┌─ Records to process

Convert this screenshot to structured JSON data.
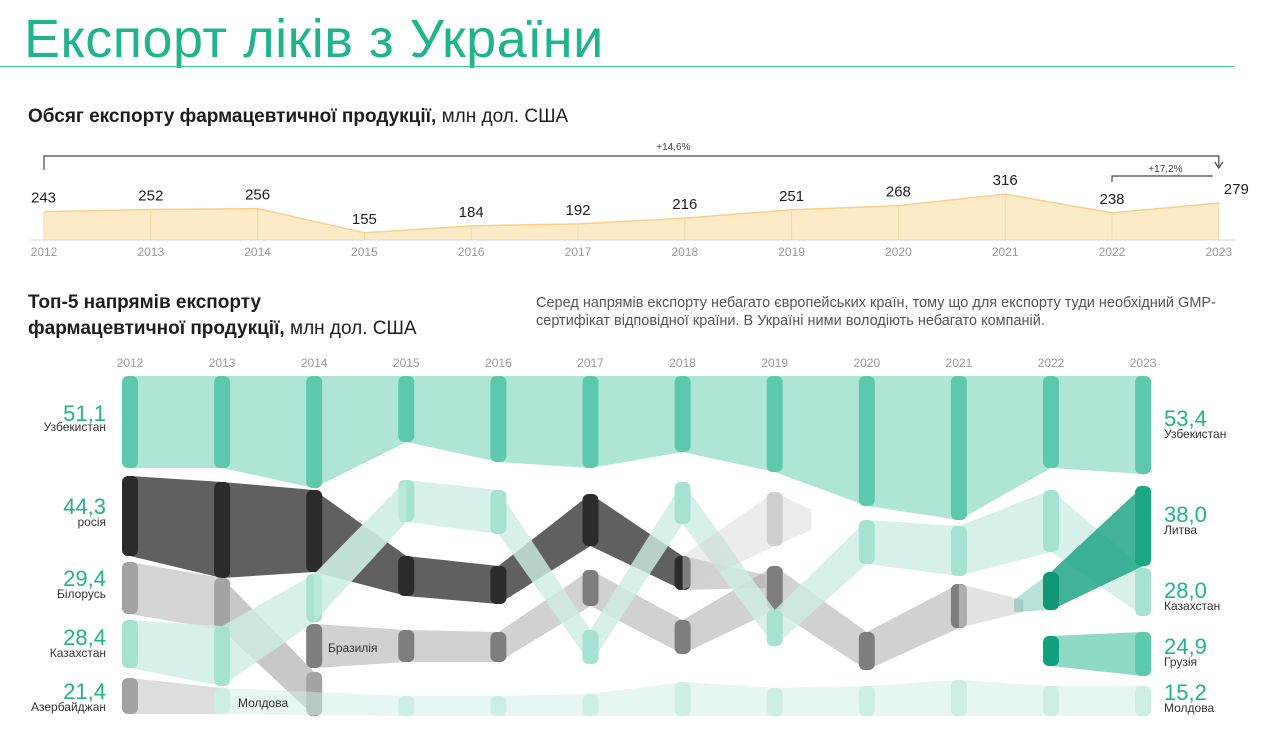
{
  "header": {
    "title": "Експорт ліків з України"
  },
  "chart1_heading": {
    "bold": "Обсяг експорту фармацевтичної продукції,",
    "light": "млн дол. США"
  },
  "chart2_heading": {
    "line1": "Топ-5 напрямів експорту",
    "line2_bold": "фармацевтичної продукції,",
    "line2_light": "млн дол. США"
  },
  "note": "Серед напрямів експорту небагато європейських країн, тому що для експорту туди необхідний GMP-сертифікат відповідної країни. В Україні ними володіють небагато компаній.",
  "colors": {
    "accent": "#1fb48c",
    "area_fill": "#fde6bd",
    "area_line": "#f7cf8f"
  },
  "chart_data": [
    {
      "type": "area",
      "x": [
        "2012",
        "2013",
        "2014",
        "2015",
        "2016",
        "2017",
        "2018",
        "2019",
        "2020",
        "2021",
        "2022",
        "2023"
      ],
      "values": [
        243,
        252,
        256,
        155,
        184,
        192,
        216,
        251,
        268,
        316,
        238,
        279
      ],
      "annotations": [
        {
          "from": "2012",
          "to": "2023",
          "text": "+14,6%"
        },
        {
          "from": "2022",
          "to": "2023",
          "text": "+17,2%"
        }
      ]
    },
    {
      "type": "sankey",
      "x": [
        "2012",
        "2013",
        "2014",
        "2015",
        "2016",
        "2017",
        "2018",
        "2019",
        "2020",
        "2021",
        "2022",
        "2023"
      ],
      "left_labels": [
        {
          "value": "51,1",
          "country": "Узбекистан"
        },
        {
          "value": "44,3",
          "country": "росія"
        },
        {
          "value": "29,4",
          "country": "Білорусь"
        },
        {
          "value": "28,4",
          "country": "Казахстан"
        },
        {
          "value": "21,4",
          "country": "Азербайджан"
        }
      ],
      "right_labels": [
        {
          "value": "53,4",
          "country": "Узбекистан"
        },
        {
          "value": "38,0",
          "country": "Литва"
        },
        {
          "value": "28,0",
          "country": "Казахстан"
        },
        {
          "value": "24,9",
          "country": "Грузія"
        },
        {
          "value": "15,2",
          "country": "Молдова"
        }
      ],
      "inline_labels": [
        "Бразилія",
        "Молдова"
      ]
    }
  ]
}
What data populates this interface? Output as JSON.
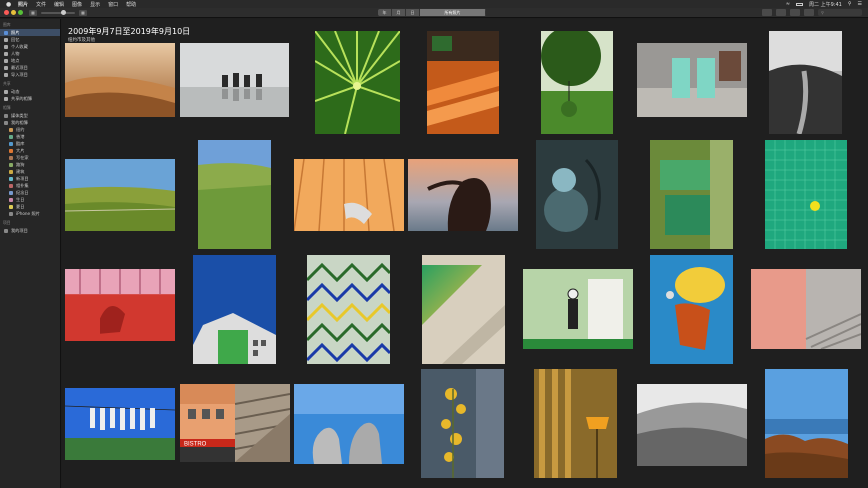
{
  "menubar": {
    "apple": "",
    "items": [
      "照片",
      "文件",
      "编辑",
      "图像",
      "显示",
      "窗口",
      "帮助"
    ],
    "clock": "周二 上午9:41"
  },
  "toolbar": {
    "segments": [
      "年",
      "月",
      "日",
      "所有照片"
    ],
    "active_segment": "所有照片"
  },
  "sidebar": {
    "sections": [
      {
        "title": "图库",
        "items": [
          {
            "label": "照片",
            "selected": true,
            "icon": "photos-icon",
            "color": "#5a8fd8"
          },
          {
            "label": "回忆",
            "icon": "memories-icon",
            "color": "#aaa"
          },
          {
            "label": "个人收藏",
            "icon": "heart-icon",
            "color": "#aaa"
          },
          {
            "label": "人物",
            "icon": "people-icon",
            "color": "#aaa"
          },
          {
            "label": "地点",
            "icon": "pin-icon",
            "color": "#aaa"
          },
          {
            "label": "最近项目",
            "icon": "clock-icon",
            "color": "#aaa"
          },
          {
            "label": "导入项目",
            "icon": "import-icon",
            "color": "#aaa"
          }
        ]
      },
      {
        "title": "共享",
        "items": [
          {
            "label": "动态",
            "icon": "cloud-icon",
            "color": "#aaa"
          },
          {
            "label": "共享的相簿",
            "icon": "shared-album-icon",
            "color": "#aaa"
          }
        ]
      },
      {
        "title": "相簿",
        "items": [
          {
            "label": "媒体类型",
            "icon": "folder-icon",
            "color": "#888"
          },
          {
            "label": "我的相簿",
            "icon": "folder-icon",
            "color": "#888"
          },
          {
            "label": "纽约",
            "child": true,
            "icon": "album-icon",
            "color": "#c95"
          },
          {
            "label": "香港",
            "child": true,
            "icon": "album-icon",
            "color": "#6a8"
          },
          {
            "label": "酷库",
            "child": true,
            "icon": "album-icon",
            "color": "#59c"
          },
          {
            "label": "大片",
            "child": true,
            "icon": "album-icon",
            "color": "#d73"
          },
          {
            "label": "写在家",
            "child": true,
            "icon": "album-icon",
            "color": "#a75"
          },
          {
            "label": "路狗",
            "child": true,
            "icon": "album-icon",
            "color": "#8a6"
          },
          {
            "label": "建筑",
            "child": true,
            "icon": "album-icon",
            "color": "#ca4"
          },
          {
            "label": "新项目",
            "child": true,
            "icon": "album-icon",
            "color": "#6bc"
          },
          {
            "label": "相扑集",
            "child": true,
            "icon": "album-icon",
            "color": "#b66"
          },
          {
            "label": "纪念日",
            "child": true,
            "icon": "album-icon",
            "color": "#79c"
          },
          {
            "label": "生日",
            "child": true,
            "icon": "album-icon",
            "color": "#c8a"
          },
          {
            "label": "夏日",
            "child": true,
            "icon": "album-icon",
            "color": "#dc5"
          },
          {
            "label": "iPhone 照片",
            "child": true,
            "icon": "album-icon",
            "color": "#888"
          }
        ]
      },
      {
        "title": "项目",
        "items": [
          {
            "label": "我的项目",
            "icon": "folder-icon",
            "color": "#888"
          }
        ]
      }
    ]
  },
  "main": {
    "title": "2009年9月7日至2019年9月10日",
    "subtitle": "纽约市及其他"
  },
  "photos": [
    {
      "name": "photo-desert-dunes",
      "kind": "desert"
    },
    {
      "name": "photo-camel-caravan",
      "kind": "camels"
    },
    {
      "name": "photo-palm-leaf",
      "kind": "palm"
    },
    {
      "name": "photo-orange-stairs",
      "kind": "stairs"
    },
    {
      "name": "photo-tree-green",
      "kind": "tree"
    },
    {
      "name": "photo-pool-chairs",
      "kind": "chairs"
    },
    {
      "name": "photo-bw-path",
      "kind": "bwpath"
    },
    {
      "name": "photo-green-hills",
      "kind": "hills"
    },
    {
      "name": "photo-tall-grass",
      "kind": "grass"
    },
    {
      "name": "photo-orange-ceiling",
      "kind": "ceiling"
    },
    {
      "name": "photo-woman-sunset",
      "kind": "woman"
    },
    {
      "name": "photo-car-mirror",
      "kind": "mirror"
    },
    {
      "name": "photo-green-pools",
      "kind": "pools"
    },
    {
      "name": "photo-tile-pool-ball",
      "kind": "tilepool"
    },
    {
      "name": "photo-pink-shadow-wall",
      "kind": "pinkwall"
    },
    {
      "name": "photo-building-sky",
      "kind": "building"
    },
    {
      "name": "photo-zigzag-fence",
      "kind": "zigzag"
    },
    {
      "name": "photo-gradient-pool",
      "kind": "gradpool"
    },
    {
      "name": "photo-chaplin-door",
      "kind": "chaplin"
    },
    {
      "name": "photo-yellow-hat",
      "kind": "yellowhat"
    },
    {
      "name": "photo-pink-stairs",
      "kind": "pinkstairs"
    },
    {
      "name": "photo-hanging-socks",
      "kind": "socks"
    },
    {
      "name": "photo-bistro-building",
      "kind": "bistro"
    },
    {
      "name": "photo-stone-stairs",
      "kind": "stonestairs"
    },
    {
      "name": "photo-horse-statues",
      "kind": "horses"
    },
    {
      "name": "photo-yellow-flowers",
      "kind": "flowers"
    },
    {
      "name": "photo-curtain-lamp",
      "kind": "curtain"
    },
    {
      "name": "photo-bw-hillside",
      "kind": "bwhill"
    },
    {
      "name": "photo-coast-rocks",
      "kind": "coast"
    }
  ]
}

└─

Goal - Which lines in the data above contain "building"? Show each one.

Written answer -
      "name": "photo-building-sky",
      "kind": "building"
      "name": "photo-bistro-building",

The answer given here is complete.